## GIVEN PROBLEM
Omit every picture and output the rest of the records exactly as they are.

Dataset records

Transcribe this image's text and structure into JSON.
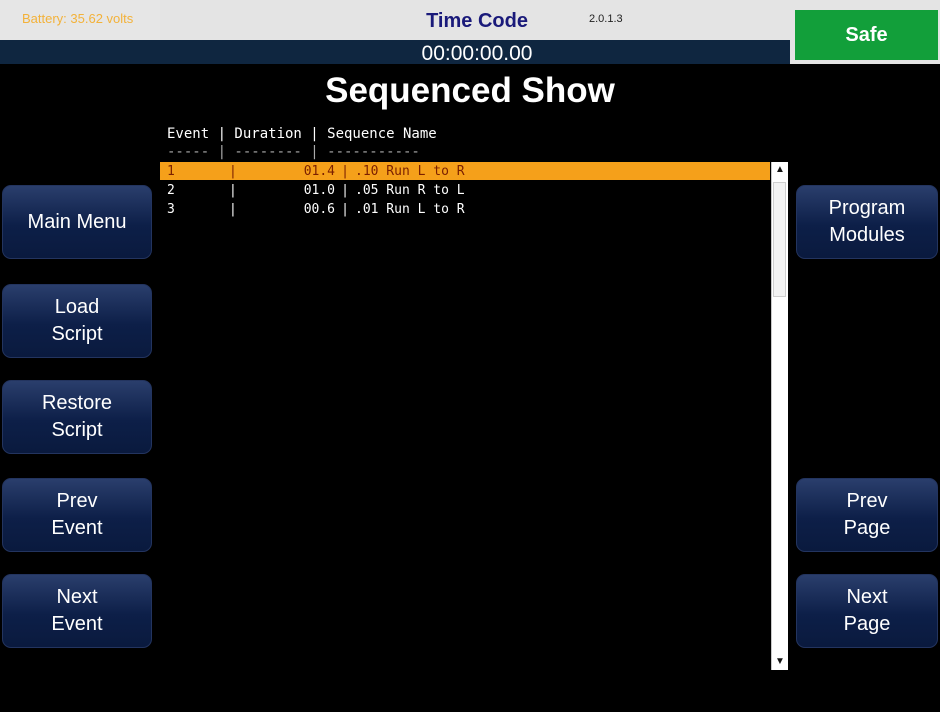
{
  "status": {
    "battery_text": "Battery: 35.62 volts",
    "battery_level": 0.3,
    "version": "2.0.1.3",
    "timecode_label": "Time Code",
    "timecode_value": "00:00:00.00",
    "state": "Safe"
  },
  "title": "Sequenced Show",
  "table": {
    "headers": [
      "Event",
      "Duration",
      "Sequence Name"
    ],
    "header_line": "Event | Duration | Sequence Name",
    "separator_line": "----- | -------- | -----------",
    "rows": [
      {
        "event": "1",
        "duration": "01.4",
        "name": ".10 Run L to R",
        "selected": true
      },
      {
        "event": "2",
        "duration": "01.0",
        "name": ".05 Run R to L",
        "selected": false
      },
      {
        "event": "3",
        "duration": "00.6",
        "name": ".01 Run L to R",
        "selected": false
      }
    ]
  },
  "left_buttons": [
    "Main Menu",
    "Load\nScript",
    "Restore\nScript",
    "Prev\nEvent",
    "Next\nEvent"
  ],
  "right_buttons": [
    "Program\nModules",
    "Prev\nPage",
    "Next\nPage"
  ],
  "colors": {
    "safe": "#129f3a",
    "selection": "#f5a01a",
    "battery_text": "#f3b23a",
    "button": "#0d1f48"
  },
  "icons": [
    "scroll-up-arrow-icon",
    "scroll-down-arrow-icon"
  ]
}
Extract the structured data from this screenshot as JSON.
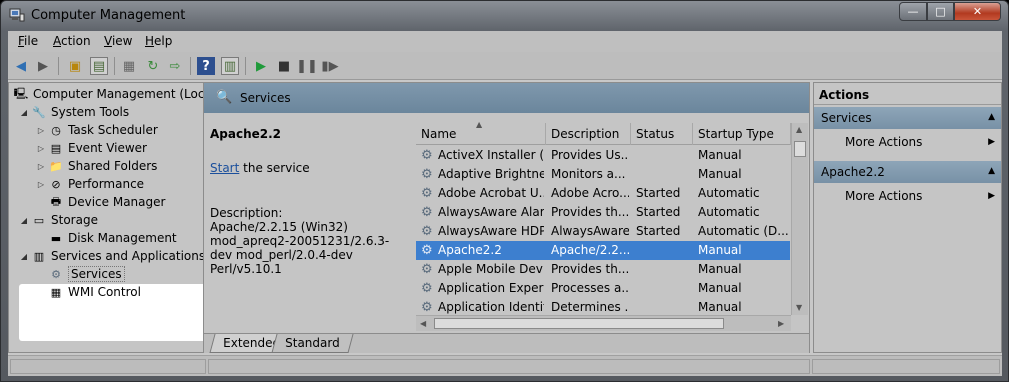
{
  "window": {
    "title": "Computer Management",
    "min": "—",
    "max": "□",
    "close": "✕"
  },
  "menu": [
    "File",
    "Action",
    "View",
    "Help"
  ],
  "toolbar": {
    "icons": [
      "back-icon",
      "forward-icon",
      "up-folder-icon",
      "show-hide-tree-icon",
      "properties-icon",
      "refresh-icon",
      "export-icon",
      "help-icon",
      "show-hide-action-icon",
      "start-service-icon",
      "stop-service-icon",
      "pause-service-icon",
      "restart-service-icon"
    ]
  },
  "tree": {
    "root": "Computer Management (Local",
    "system_tools": "System Tools",
    "task_scheduler": "Task Scheduler",
    "event_viewer": "Event Viewer",
    "shared_folders": "Shared Folders",
    "performance": "Performance",
    "device_manager": "Device Manager",
    "storage": "Storage",
    "disk_management": "Disk Management",
    "services_apps": "Services and Applications",
    "services": "Services",
    "wmi": "WMI Control"
  },
  "middle": {
    "header": "Services",
    "selected_name": "Apache2.2",
    "start_link": "Start",
    "start_rest": " the service",
    "desc_label": "Description:",
    "desc_text": "Apache/2.2.15 (Win32) mod_apreq2-20051231/2.6.3-dev mod_perl/2.0.4-dev Perl/v5.10.1"
  },
  "columns": [
    "Name",
    "Description",
    "Status",
    "Startup Type"
  ],
  "rows": [
    {
      "name": "ActiveX Installer (...",
      "desc": "Provides Us...",
      "status": "",
      "startup": "Manual"
    },
    {
      "name": "Adaptive Brightness",
      "desc": "Monitors a...",
      "status": "",
      "startup": "Manual"
    },
    {
      "name": "Adobe Acrobat U...",
      "desc": "Adobe Acro...",
      "status": "Started",
      "startup": "Automatic"
    },
    {
      "name": "AlwaysAware Alar...",
      "desc": "Provides th...",
      "status": "Started",
      "startup": "Automatic"
    },
    {
      "name": "AlwaysAware HDP...",
      "desc": "AlwaysAware...",
      "status": "Started",
      "startup": "Automatic (D..."
    },
    {
      "name": "Apache2.2",
      "desc": "Apache/2.2....",
      "status": "",
      "startup": "Manual"
    },
    {
      "name": "Apple Mobile Devi...",
      "desc": "Provides th...",
      "status": "",
      "startup": "Manual"
    },
    {
      "name": "Application Experi...",
      "desc": "Processes a...",
      "status": "",
      "startup": "Manual"
    },
    {
      "name": "Application Identity",
      "desc": "Determines ...",
      "status": "",
      "startup": "Manual"
    }
  ],
  "tabs": [
    "Extended",
    "Standard"
  ],
  "actions": {
    "title": "Actions",
    "group1": "Services",
    "group1_item": "More Actions",
    "group2": "Apache2.2",
    "group2_item": "More Actions"
  },
  "colors": {
    "selection": "#3d7fcf",
    "panel_header": "#7891a6"
  }
}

## SOLVED PROBLEM
Transcribe this image's text and structure into JSON.
{
  "status": {
    "battery_text": "Battery: 35.62 volts",
    "battery_level": 0.3,
    "version": "2.0.1.3",
    "timecode_label": "Time Code",
    "timecode_value": "00:00:00.00",
    "state": "Safe"
  },
  "title": "Sequenced Show",
  "table": {
    "headers": [
      "Event",
      "Duration",
      "Sequence Name"
    ],
    "header_line": "Event | Duration | Sequence Name",
    "separator_line": "----- | -------- | -----------",
    "rows": [
      {
        "event": "1",
        "duration": "01.4",
        "name": ".10 Run L to R",
        "selected": true
      },
      {
        "event": "2",
        "duration": "01.0",
        "name": ".05 Run R to L",
        "selected": false
      },
      {
        "event": "3",
        "duration": "00.6",
        "name": ".01 Run L to R",
        "selected": false
      }
    ]
  },
  "left_buttons": [
    "Main Menu",
    "Load\nScript",
    "Restore\nScript",
    "Prev\nEvent",
    "Next\nEvent"
  ],
  "right_buttons": [
    "Program\nModules",
    "Prev\nPage",
    "Next\nPage"
  ],
  "colors": {
    "safe": "#129f3a",
    "selection": "#f5a01a",
    "battery_text": "#f3b23a",
    "button": "#0d1f48"
  },
  "icons": [
    "scroll-up-arrow-icon",
    "scroll-down-arrow-icon"
  ]
}
Extract the structured data from this screenshot as JSON.
{
  "window": {
    "title": "Computer Management",
    "min": "—",
    "max": "□",
    "close": "✕"
  },
  "menu": [
    "File",
    "Action",
    "View",
    "Help"
  ],
  "toolbar": {
    "icons": [
      "back-icon",
      "forward-icon",
      "up-folder-icon",
      "show-hide-tree-icon",
      "properties-icon",
      "refresh-icon",
      "export-icon",
      "help-icon",
      "show-hide-action-icon",
      "start-service-icon",
      "stop-service-icon",
      "pause-service-icon",
      "restart-service-icon"
    ]
  },
  "tree": {
    "root": "Computer Management (Local",
    "system_tools": "System Tools",
    "task_scheduler": "Task Scheduler",
    "event_viewer": "Event Viewer",
    "shared_folders": "Shared Folders",
    "performance": "Performance",
    "device_manager": "Device Manager",
    "storage": "Storage",
    "disk_management": "Disk Management",
    "services_apps": "Services and Applications",
    "services": "Services",
    "wmi": "WMI Control"
  },
  "middle": {
    "header": "Services",
    "selected_name": "Apache2.2",
    "start_link": "Start",
    "start_rest": " the service",
    "desc_label": "Description:",
    "desc_text": "Apache/2.2.15 (Win32) mod_apreq2-20051231/2.6.3-dev mod_perl/2.0.4-dev Perl/v5.10.1"
  },
  "columns": [
    "Name",
    "Description",
    "Status",
    "Startup Type"
  ],
  "rows": [
    {
      "name": "ActiveX Installer (...",
      "desc": "Provides Us...",
      "status": "",
      "startup": "Manual"
    },
    {
      "name": "Adaptive Brightness",
      "desc": "Monitors a...",
      "status": "",
      "startup": "Manual"
    },
    {
      "name": "Adobe Acrobat U...",
      "desc": "Adobe Acro...",
      "status": "Started",
      "startup": "Automatic"
    },
    {
      "name": "AlwaysAware Alar...",
      "desc": "Provides th...",
      "status": "Started",
      "startup": "Automatic"
    },
    {
      "name": "AlwaysAware HDP...",
      "desc": "AlwaysAware...",
      "status": "Started",
      "startup": "Automatic (D..."
    },
    {
      "name": "Apache2.2",
      "desc": "Apache/2.2....",
      "status": "",
      "startup": "Manual"
    },
    {
      "name": "Apple Mobile Devi...",
      "desc": "Provides th...",
      "status": "",
      "startup": "Manual"
    },
    {
      "name": "Application Experi...",
      "desc": "Processes a...",
      "status": "",
      "startup": "Manual"
    },
    {
      "name": "Application Identity",
      "desc": "Determines ...",
      "status": "",
      "startup": "Manual"
    }
  ],
  "tabs": [
    "Extended",
    "Standard"
  ],
  "actions": {
    "title": "Actions",
    "group1": "Services",
    "group1_item": "More Actions",
    "group2": "Apache2.2",
    "group2_item": "More Actions"
  },
  "colors": {
    "selection": "#3d7fcf",
    "panel_header": "#7891a6"
  }
}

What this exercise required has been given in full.